» TASK TO COMPLETE
Locate each line with the string "intake" in the listing below and copy it.

* * *

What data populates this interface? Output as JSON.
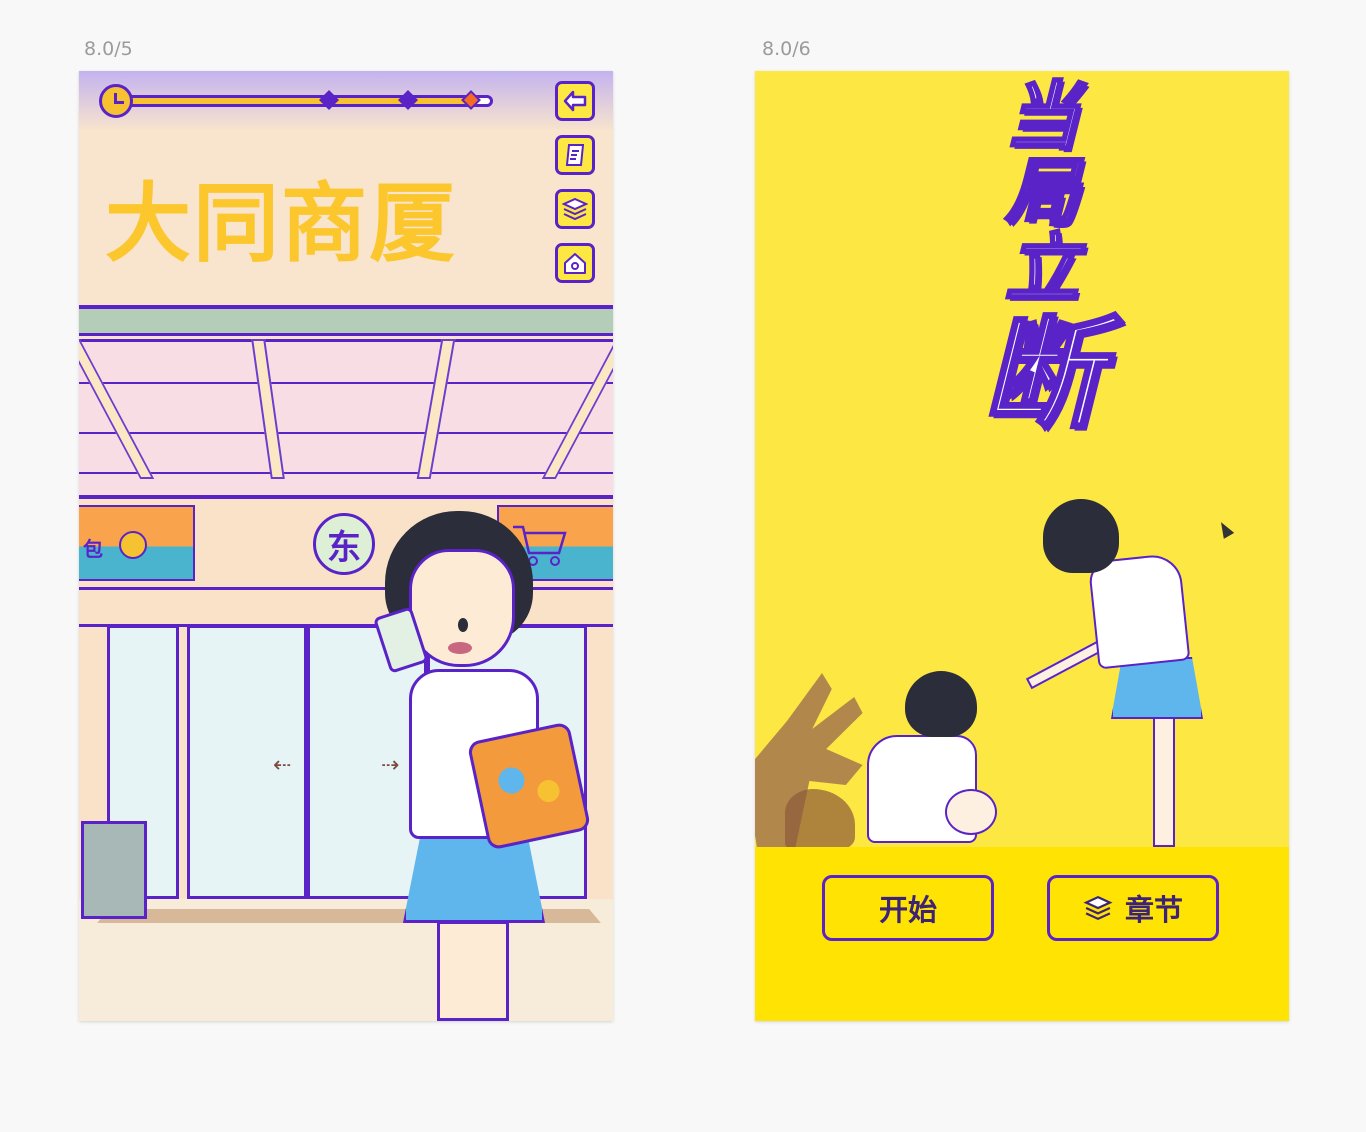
{
  "artboards": {
    "left_label": "8.0/5",
    "right_label": "8.0/6"
  },
  "screen5": {
    "store_sign": "大同商厦",
    "store_badge": "东",
    "banner_left_text": "包",
    "progress_percent": 96,
    "side_buttons": [
      "back-icon",
      "note-icon",
      "layers-icon",
      "home-icon"
    ],
    "colors": {
      "accent": "#5a23c8",
      "highlight": "#f7c232",
      "milestone_current": "#f36b25"
    }
  },
  "screen6": {
    "title_chars": [
      "当",
      "局",
      "立",
      "断"
    ],
    "start_label": "开始",
    "chapters_label": "章节",
    "colors": {
      "bg": "#fde843",
      "panel": "#ffe303",
      "outline": "#5a23c8"
    }
  }
}
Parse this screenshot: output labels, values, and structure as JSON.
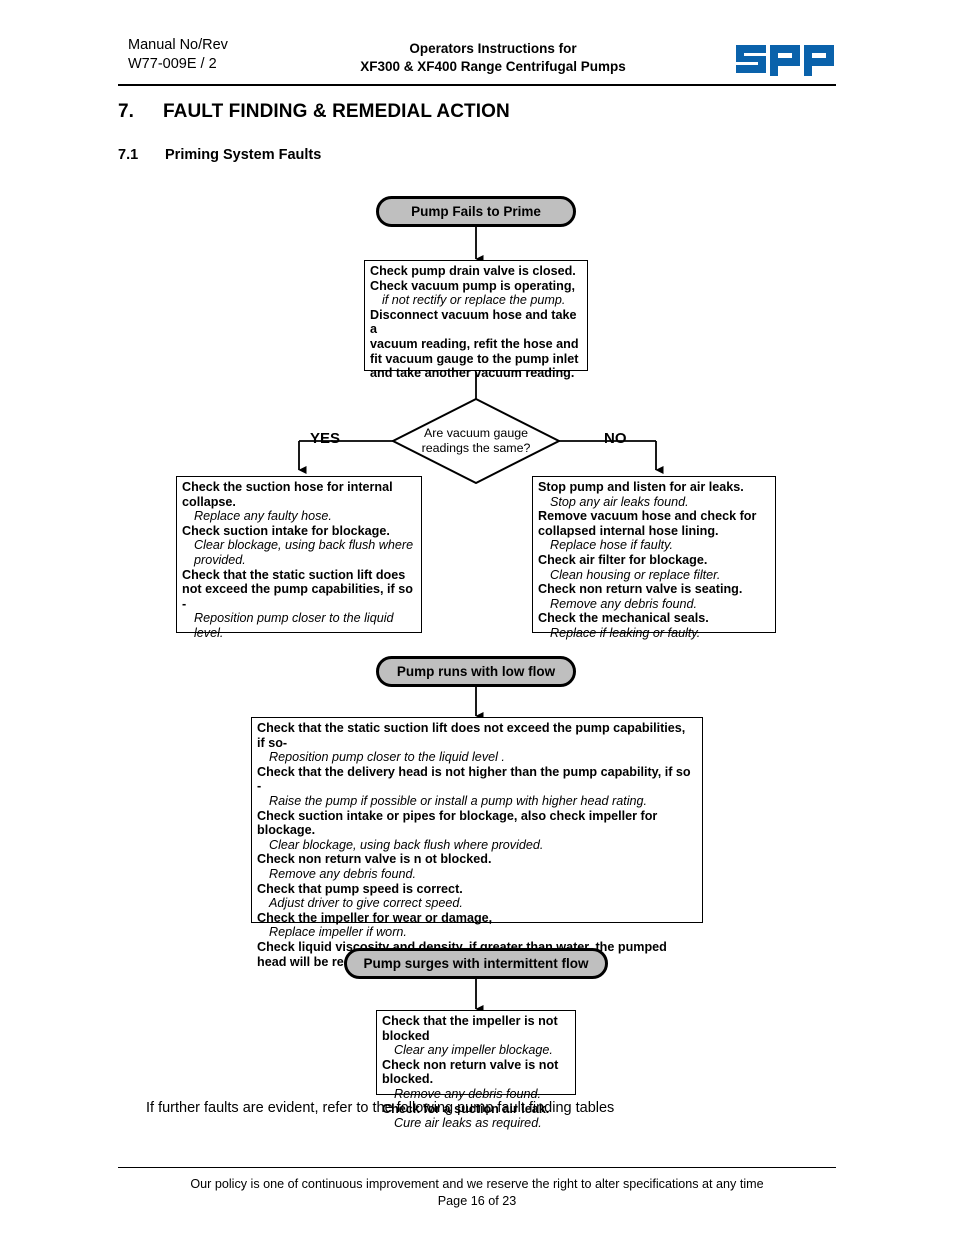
{
  "header": {
    "manual_label": "Manual No/Rev",
    "manual_value": "W77-009E / 2",
    "title_line1": "Operators Instructions for",
    "title_line2": "XF300 & XF400 Range Centrifugal Pumps",
    "logo_text": "spp",
    "logo_color": "#0a62ab"
  },
  "section": {
    "number": "7.",
    "title": "FAULT FINDING & REMEDIAL ACTION",
    "sub_number": "7.1",
    "sub_title": "Priming System Faults"
  },
  "flow": {
    "node1": {
      "label": "Pump Fails to Prime"
    },
    "box1": {
      "lines": [
        {
          "style": "bold",
          "text": "Check pump drain valve is closed."
        },
        {
          "style": "bold",
          "text": "Check vacuum pump is operating,"
        },
        {
          "style": "italic",
          "text": "if not rectify or replace the pump."
        },
        {
          "style": "bold",
          "text": "Disconnect vacuum hose and take a"
        },
        {
          "style": "bold",
          "text": "vacuum reading, refit the hose and"
        },
        {
          "style": "bold",
          "text": "fit vacuum gauge to the pump inlet"
        },
        {
          "style": "bold",
          "text": "and take another vacuum reading."
        }
      ]
    },
    "decision": {
      "line1": "Are vacuum gauge",
      "line2": "readings the same?",
      "yes_label": "YES",
      "no_label": "NO"
    },
    "box_yes": {
      "lines": [
        {
          "style": "bold",
          "text": "Check the suction hose for internal collapse."
        },
        {
          "style": "italic",
          "text": "Replace any faulty hose."
        },
        {
          "style": "bold",
          "text": "Check suction intake for blockage."
        },
        {
          "style": "italic",
          "text": "Clear blockage, using back flush where provided."
        },
        {
          "style": "bold",
          "text": "Check that the static suction lift does not exceed the pump capabilities, if so -"
        },
        {
          "style": "italic",
          "text": "Reposition pump closer to the liquid level."
        }
      ]
    },
    "box_no": {
      "lines": [
        {
          "style": "bold",
          "text": "Stop pump and listen for air leaks."
        },
        {
          "style": "italic",
          "text": "Stop any air leaks found."
        },
        {
          "style": "bold",
          "text": "Remove vacuum hose and check for collapsed internal hose lining."
        },
        {
          "style": "italic",
          "text": "Replace hose if faulty."
        },
        {
          "style": "bold",
          "text": "Check air filter for blockage."
        },
        {
          "style": "italic",
          "text": "Clean housing or replace filter."
        },
        {
          "style": "bold",
          "text": "Check non return valve is seating."
        },
        {
          "style": "italic",
          "text": "Remove any debris found."
        },
        {
          "style": "bold",
          "text": "Check the mechanical seals."
        },
        {
          "style": "italic",
          "text": "Replace if leaking or faulty."
        }
      ]
    },
    "node2": {
      "label": "Pump runs with low flow"
    },
    "box2": {
      "lines": [
        {
          "style": "bold",
          "text": "Check that the static suction lift does not exceed the pump capabilities, if so-"
        },
        {
          "style": "italic",
          "text": "Reposition pump closer to the liquid level ."
        },
        {
          "style": "bold",
          "text": "Check that the  delivery head is not higher than the pump capability, if so -"
        },
        {
          "style": "italic",
          "text": "Raise the pump if possible or install a pump with higher head rating."
        },
        {
          "style": "bold",
          "text": "Check suction intake or pipes for blockage, also check impeller for blockage."
        },
        {
          "style": "italic",
          "text": "Clear blockage, using back flush where provided."
        },
        {
          "style": "bold",
          "text": "Check non return valve is n ot blocked."
        },
        {
          "style": "italic",
          "text": "Remove any debris found."
        },
        {
          "style": "bold",
          "text": "Check that pump speed is correct."
        },
        {
          "style": "italic",
          "text": "Adjust driver to give correct speed."
        },
        {
          "style": "bold",
          "text": "Check the impeller for wear or damage,"
        },
        {
          "style": "italic",
          "text": "Replace impeller if worn."
        },
        {
          "style": "bold",
          "text": "Check liquid viscosity and density, if greater than water, the pumped head will be reduced."
        }
      ]
    },
    "node3": {
      "label": "Pump surges with intermittent flow"
    },
    "box3": {
      "lines": [
        {
          "style": "bold",
          "text": "Check that the impeller is not blocked"
        },
        {
          "style": "italic",
          "text": "Clear any impeller blockage."
        },
        {
          "style": "bold",
          "text": "Check non return valve is not blocked."
        },
        {
          "style": "italic",
          "text": "Remove any debris found."
        },
        {
          "style": "bold",
          "text": "Check for a suction air leak."
        },
        {
          "style": "italic",
          "text": "Cure air leaks as required."
        }
      ]
    }
  },
  "closing_note": "If further faults are evident, refer to the following pump fault finding tables",
  "footer": {
    "policy": "Our policy is one of continuous improvement and we reserve the right to alter specifications at any time",
    "page": "Page 16 of 23"
  }
}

* * *

» RESULT
          "text": "Check suction intake for blockage."
          "text": "Check suction intake or pipes for blockage, also check impeller for blockage."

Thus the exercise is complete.